# What the task requires
Look for the word "befinde" in each line and report the count of matching lines, with nothing added.

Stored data
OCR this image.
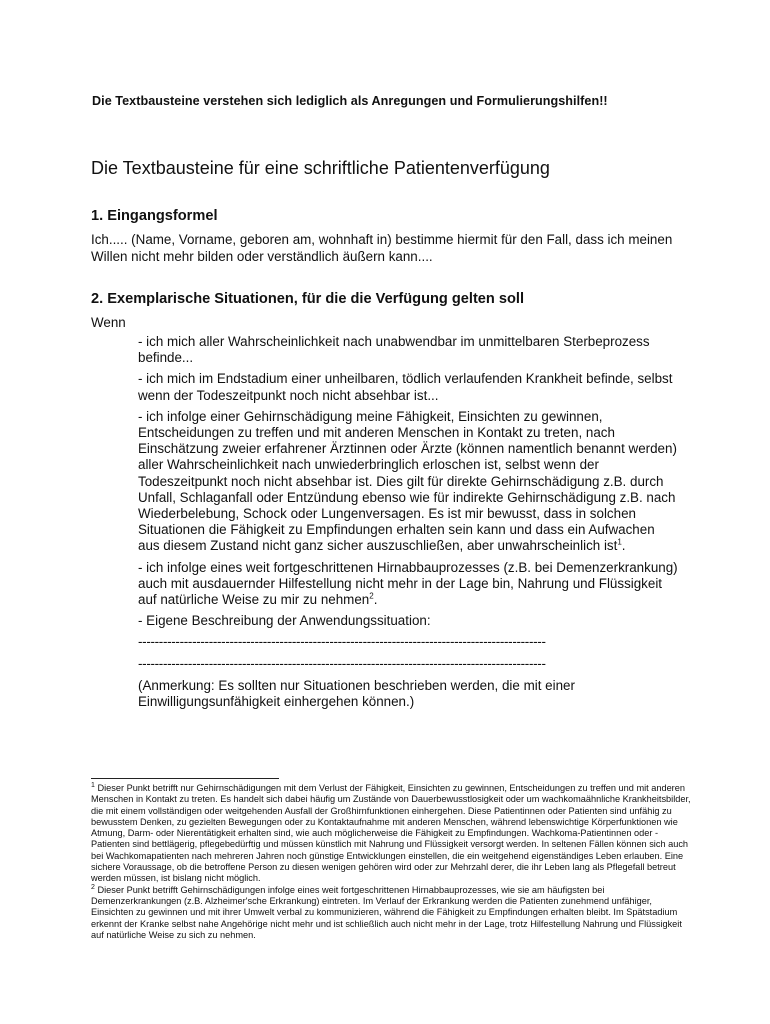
Die Textbausteine verstehen sich lediglich als Anregungen und Formulierungshilfen!!
Die Textbausteine für eine schriftliche Patientenverfügung
1. Eingangsformel
Ich..... (Name, Vorname, geboren am, wohnhaft in) bestimme hiermit für den Fall, dass ich meinen Willen nicht mehr bilden oder verständlich äußern kann....
2. Exemplarische Situationen, für die die Verfügung gelten soll
Wenn
- ich mich aller Wahrscheinlichkeit nach unabwendbar im unmittelbaren Sterbeprozess befinde...
- ich mich im Endstadium einer unheilbaren, tödlich verlaufenden Krankheit befinde, selbst wenn der Todeszeitpunkt noch nicht absehbar ist...
- ich infolge einer Gehirnschädigung meine Fähigkeit, Einsichten zu gewinnen, Entscheidungen zu treffen und mit anderen Menschen in Kontakt zu treten, nach Einschätzung zweier erfahrener Ärztinnen oder Ärzte (können namentlich benannt werden) aller Wahrscheinlichkeit nach unwiederbringlich erloschen ist, selbst wenn der Todeszeitpunkt noch nicht absehbar ist. Dies gilt für direkte Gehirnschädigung z.B. durch Unfall, Schlaganfall oder Entzündung ebenso wie für indirekte Gehirnschädigung z.B. nach Wiederbelebung, Schock oder Lungenversagen. Es ist mir bewusst, dass in solchen Situationen die Fähigkeit zu Empfindungen erhalten sein kann und dass ein Aufwachen aus diesem Zustand nicht ganz sicher auszuschließen, aber unwahrscheinlich ist$^1$.
- ich infolge eines weit fortgeschrittenen Hirnabbauprozesses (z.B. bei Demenzerkrankung) auch mit ausdauernder Hilfestellung nicht mehr in der Lage bin, Nahrung und Flüssigkeit auf natürliche Weise zu mir zu nehmen$^2$.
- Eigene Beschreibung der Anwendungssituation:
--------------------------------------------------------------------------------------------------
--------------------------------------------------------------------------------------------------
(Anmerkung: Es sollten nur Situationen beschrieben werden, die mit einer Einwilligungsunfähigkeit einhergehen können.)

$^1$ Dieser Punkt betrifft nur Gehirnschädigungen mit dem Verlust der Fähigkeit, Einsichten zu gewinnen, Entscheidungen zu treffen und mit anderen Menschen in Kontakt zu treten. Es handelt sich dabei häufig um Zustände von Dauerbewusstlosigkeit oder um wachkomaähnliche Krankheitsbilder, die mit einem vollständigen oder weitgehenden Ausfall der Großhirnfunktionen einhergehen. Diese Patientinnen oder Patienten sind unfähig zu bewusstem Denken, zu gezielten Bewegungen oder zu Kontaktaufnahme mit anderen Menschen, während lebenswichtige Körperfunktionen wie Atmung, Darm- oder Nierentätigkeit erhalten sind, wie auch möglicherweise die Fähigkeit zu Empfindungen. Wachkoma-Patientinnen oder -Patienten sind bettlägerig, pflegebedürftig und müssen künstlich mit Nahrung und Flüssigkeit versorgt werden. In seltenen Fällen können sich auch bei Wachkomapatienten nach mehreren Jahren noch günstige Entwicklungen einstellen, die ein weitgehend eigenständiges Leben erlauben. Eine sichere Voraussage, ob die betroffene Person zu diesen wenigen gehören wird oder zur Mehrzahl derer, die ihr Leben lang als Pflegefall betreut werden müssen, ist bislang nicht möglich.

$^2$ Dieser Punkt betrifft Gehirnschädigungen infolge eines weit fortgeschrittenen Hirnabbauprozesses, wie sie am häufigsten bei Demenzerkrankungen (z.B. Alzheimer'sche Erkrankung) eintreten. Im Verlauf der Erkrankung werden die Patienten zunehmend unfähiger, Einsichten zu gewinnen und mit ihrer Umwelt verbal zu kommunizieren, während die Fähigkeit zu Empfindungen erhalten bleibt. Im Spätstadium erkennt der Kranke selbst nahe Angehörige nicht mehr und ist schließlich auch nicht mehr in der Lage, trotz Hilfestellung Nahrung und Flüssigkeit auf natürliche Weise zu sich zu nehmen.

# Solution for this problem
2